**JOB**
Spot every line with the word "title" and return it.

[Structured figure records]
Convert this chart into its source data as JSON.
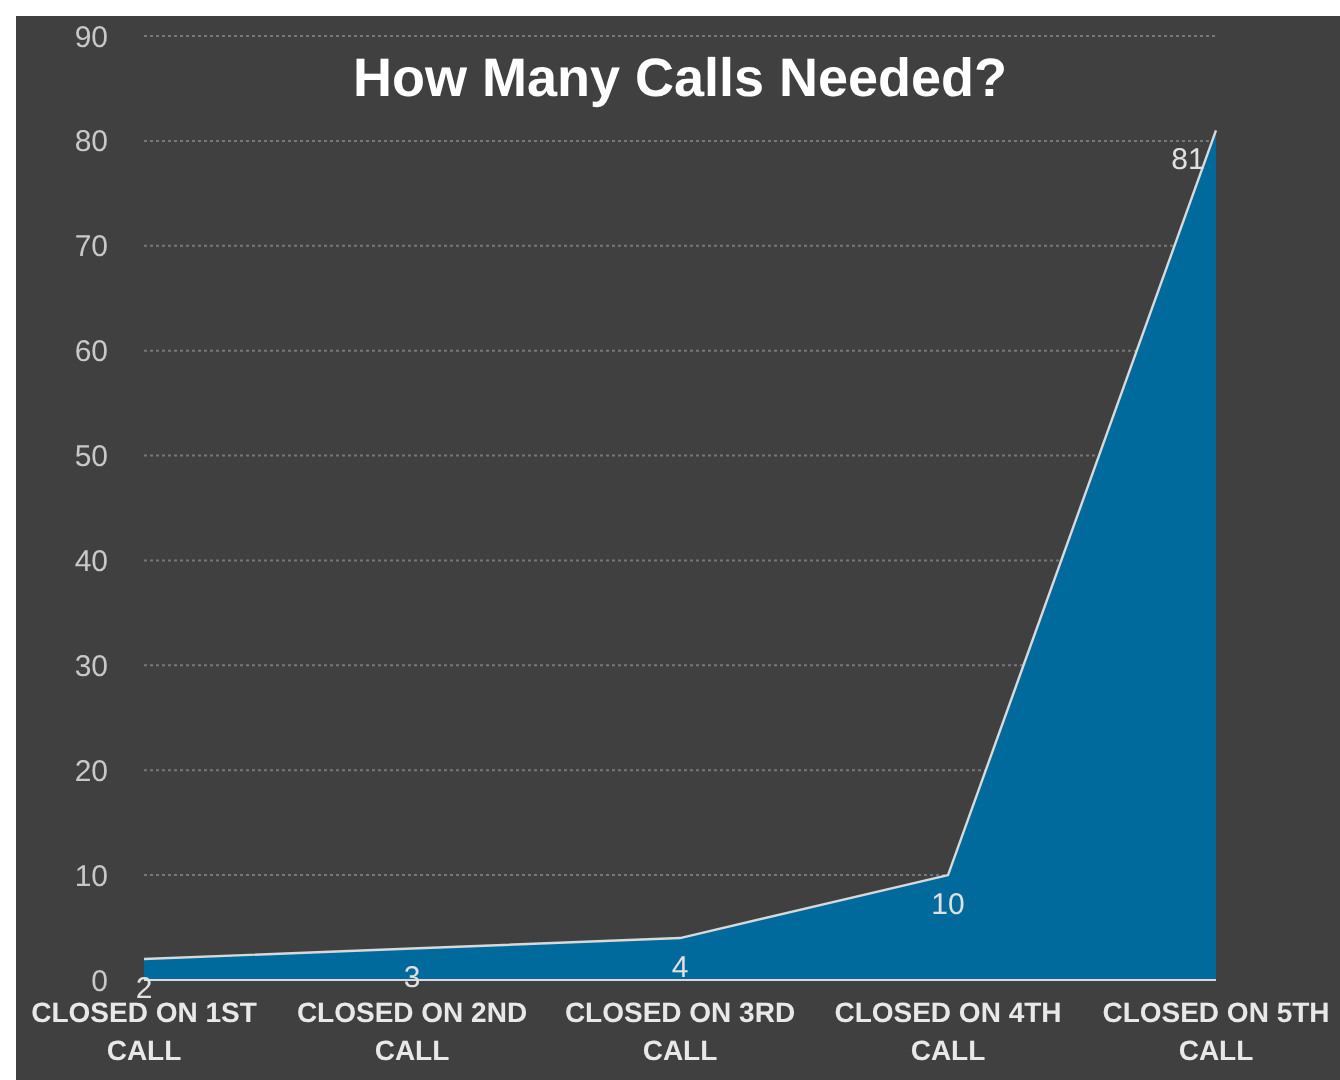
{
  "chart_data": {
    "type": "area",
    "title": "How Many Calls Needed?",
    "categories": [
      "CLOSED ON 1ST CALL",
      "CLOSED ON 2ND CALL",
      "CLOSED ON 3RD CALL",
      "CLOSED ON 4TH CALL",
      "CLOSED ON 5TH CALL"
    ],
    "series": [
      {
        "color": "#006a9c",
        "values": [
          2,
          3,
          4,
          10,
          81
        ]
      }
    ],
    "ylim": [
      0,
      90
    ],
    "yticks": [
      0,
      10,
      20,
      30,
      40,
      50,
      60,
      70,
      80,
      90
    ],
    "grid": "y",
    "value_labels": [
      "2",
      "3",
      "4",
      "10",
      "81"
    ]
  }
}
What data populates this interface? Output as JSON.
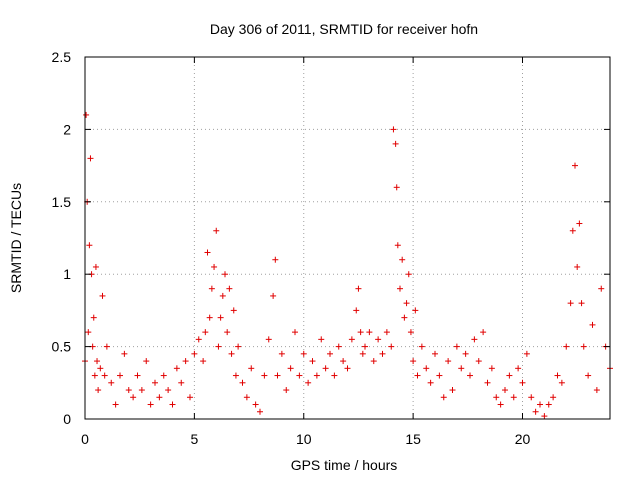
{
  "chart_data": {
    "type": "scatter",
    "title": "Day 306 of 2011, SRMTID for receiver hofn",
    "xlabel": "GPS time / hours",
    "ylabel": "SRMTID / TECUs",
    "xlim": [
      0,
      24
    ],
    "ylim": [
      0,
      2.5
    ],
    "xticks": [
      0,
      5,
      10,
      15,
      20
    ],
    "xtick_labels": [
      "0",
      "5",
      "10",
      "15",
      "20"
    ],
    "yticks": [
      0,
      0.5,
      1,
      1.5,
      2,
      2.5
    ],
    "ytick_labels": [
      "0",
      "0.5",
      "1",
      "1.5",
      "2",
      "2.5"
    ],
    "grid": true,
    "marker": "+",
    "color": "#e00000",
    "series": [
      {
        "name": "SRMTID",
        "x": [
          0.0,
          0.05,
          0.1,
          0.15,
          0.2,
          0.25,
          0.3,
          0.35,
          0.4,
          0.45,
          0.5,
          0.55,
          0.6,
          0.7,
          0.8,
          0.9,
          1.0,
          1.2,
          1.4,
          1.6,
          1.8,
          2.0,
          2.2,
          2.4,
          2.6,
          2.8,
          3.0,
          3.2,
          3.4,
          3.6,
          3.8,
          4.0,
          4.2,
          4.4,
          4.6,
          4.8,
          5.0,
          5.2,
          5.4,
          5.5,
          5.6,
          5.7,
          5.8,
          5.9,
          6.0,
          6.1,
          6.2,
          6.3,
          6.4,
          6.5,
          6.6,
          6.7,
          6.8,
          6.9,
          7.0,
          7.2,
          7.4,
          7.6,
          7.8,
          8.0,
          8.2,
          8.4,
          8.6,
          8.7,
          8.8,
          9.0,
          9.2,
          9.4,
          9.6,
          9.8,
          10.0,
          10.2,
          10.4,
          10.6,
          10.8,
          11.0,
          11.2,
          11.4,
          11.6,
          11.8,
          12.0,
          12.2,
          12.4,
          12.5,
          12.6,
          12.7,
          12.8,
          13.0,
          13.2,
          13.4,
          13.6,
          13.8,
          14.0,
          14.1,
          14.2,
          14.25,
          14.3,
          14.4,
          14.5,
          14.6,
          14.7,
          14.8,
          14.9,
          15.0,
          15.1,
          15.2,
          15.4,
          15.6,
          15.8,
          16.0,
          16.2,
          16.4,
          16.6,
          16.8,
          17.0,
          17.2,
          17.4,
          17.6,
          17.8,
          18.0,
          18.2,
          18.4,
          18.6,
          18.8,
          19.0,
          19.2,
          19.4,
          19.6,
          19.8,
          20.0,
          20.2,
          20.4,
          20.6,
          20.8,
          21.0,
          21.2,
          21.4,
          21.6,
          21.8,
          22.0,
          22.2,
          22.3,
          22.4,
          22.5,
          22.6,
          22.7,
          22.8,
          23.0,
          23.2,
          23.4,
          23.6,
          23.8,
          24.0
        ],
        "y": [
          0.4,
          2.1,
          1.5,
          0.6,
          1.2,
          1.8,
          1.0,
          0.5,
          0.7,
          0.3,
          1.05,
          0.4,
          0.2,
          0.35,
          0.85,
          0.3,
          0.5,
          0.25,
          0.1,
          0.3,
          0.45,
          0.2,
          0.15,
          0.3,
          0.2,
          0.4,
          0.1,
          0.25,
          0.15,
          0.3,
          0.2,
          0.1,
          0.35,
          0.25,
          0.4,
          0.15,
          0.45,
          0.55,
          0.4,
          0.6,
          1.15,
          0.7,
          0.9,
          1.05,
          1.3,
          0.5,
          0.7,
          0.85,
          1.0,
          0.6,
          0.9,
          0.45,
          0.75,
          0.3,
          0.5,
          0.25,
          0.15,
          0.35,
          0.1,
          0.05,
          0.3,
          0.55,
          0.85,
          1.1,
          0.3,
          0.45,
          0.2,
          0.35,
          0.6,
          0.3,
          0.45,
          0.25,
          0.4,
          0.3,
          0.55,
          0.35,
          0.45,
          0.3,
          0.5,
          0.4,
          0.35,
          0.55,
          0.75,
          0.9,
          0.6,
          0.45,
          0.5,
          0.6,
          0.4,
          0.55,
          0.45,
          0.6,
          0.5,
          2.0,
          1.9,
          1.6,
          1.2,
          0.9,
          1.1,
          0.7,
          0.8,
          1.0,
          0.6,
          0.4,
          0.75,
          0.3,
          0.5,
          0.35,
          0.25,
          0.45,
          0.3,
          0.15,
          0.4,
          0.2,
          0.5,
          0.35,
          0.45,
          0.3,
          0.55,
          0.4,
          0.6,
          0.25,
          0.35,
          0.15,
          0.1,
          0.2,
          0.3,
          0.15,
          0.35,
          0.25,
          0.45,
          0.15,
          0.05,
          0.1,
          0.02,
          0.1,
          0.15,
          0.3,
          0.25,
          0.5,
          0.8,
          1.3,
          1.75,
          1.05,
          1.35,
          0.8,
          0.5,
          0.3,
          0.65,
          0.2,
          0.9,
          0.5,
          0.35
        ]
      }
    ]
  }
}
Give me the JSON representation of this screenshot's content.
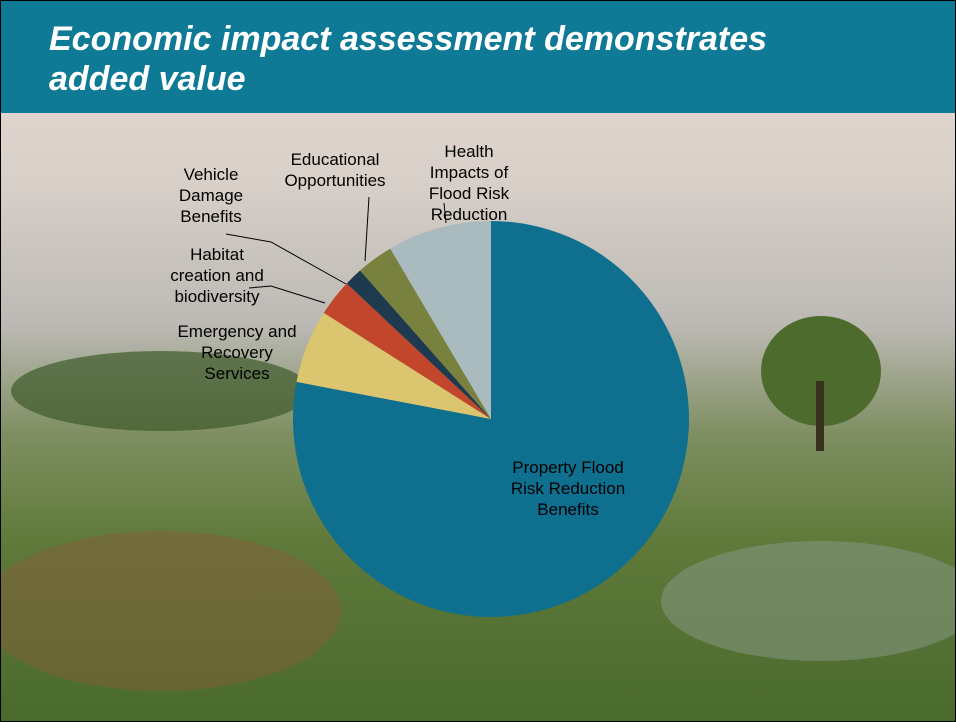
{
  "chart_data": {
    "type": "pie",
    "title": "Economic impact assessment demonstrates added value",
    "categories": [
      "Property Flood Risk Reduction Benefits",
      "Emergency and Recovery Services",
      "Habitat creation and biodiversity",
      "Vehicle Damage Benefits",
      "Educational Opportunities",
      "Health Impacts of Flood Risk Reduction"
    ],
    "values": [
      78,
      6,
      3,
      1.5,
      3,
      8.5
    ],
    "colors": [
      "#0f6f8f",
      "#dcc56f",
      "#c1462b",
      "#1e3a4e",
      "#78813d",
      "#a9bbbf"
    ]
  }
}
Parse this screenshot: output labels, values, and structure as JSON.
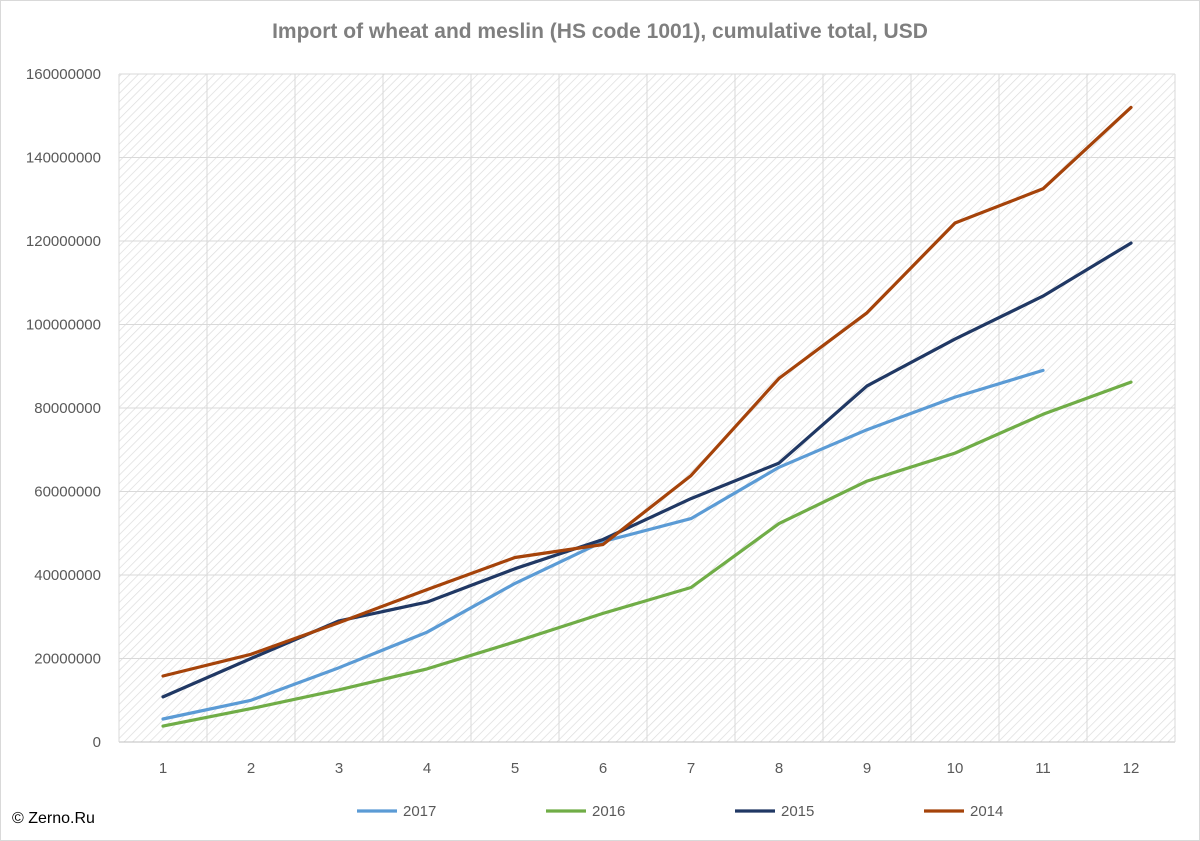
{
  "chart_data": {
    "type": "line",
    "title": "Import of wheat and meslin (HS code 1001), cumulative total, USD",
    "x": [
      1,
      2,
      3,
      4,
      5,
      6,
      7,
      8,
      9,
      10,
      11,
      12
    ],
    "ylim": [
      0,
      160000000
    ],
    "yticks": [
      0,
      20000000,
      40000000,
      60000000,
      80000000,
      100000000,
      120000000,
      140000000,
      160000000
    ],
    "grid": true,
    "legend_position": "bottom",
    "series": [
      {
        "name": "2017",
        "color": "#5b9bd5",
        "values": [
          5500000,
          10000000,
          17800000,
          26300000,
          38000000,
          48000000,
          53500000,
          65800000,
          74800000,
          82600000,
          89000000,
          null
        ]
      },
      {
        "name": "2016",
        "color": "#70ad47",
        "values": [
          3800000,
          8000000,
          12500000,
          17500000,
          24000000,
          30800000,
          37000000,
          52300000,
          62500000,
          69200000,
          78500000,
          86200000
        ]
      },
      {
        "name": "2015",
        "color": "#203864",
        "values": [
          10800000,
          20000000,
          29000000,
          33500000,
          41500000,
          48500000,
          58300000,
          66800000,
          85300000,
          96500000,
          106800000,
          119500000
        ]
      },
      {
        "name": "2014",
        "color": "#a5430a",
        "values": [
          15800000,
          21000000,
          28600000,
          36500000,
          44200000,
          47300000,
          63800000,
          87100000,
          102800000,
          124300000,
          132500000,
          152000000
        ]
      }
    ]
  },
  "credit": "© Zerno.Ru"
}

**OUTPUT BELOW**
    "title": "How Many Calls Needed?",
    "title": "Day 306 of 2011, SRMTID for receiver hofn",
    "title": "Economic impact assessment demonstrates added value",
    "title": "Import of wheat and meslin (HS code 1001), cumulative total, USD",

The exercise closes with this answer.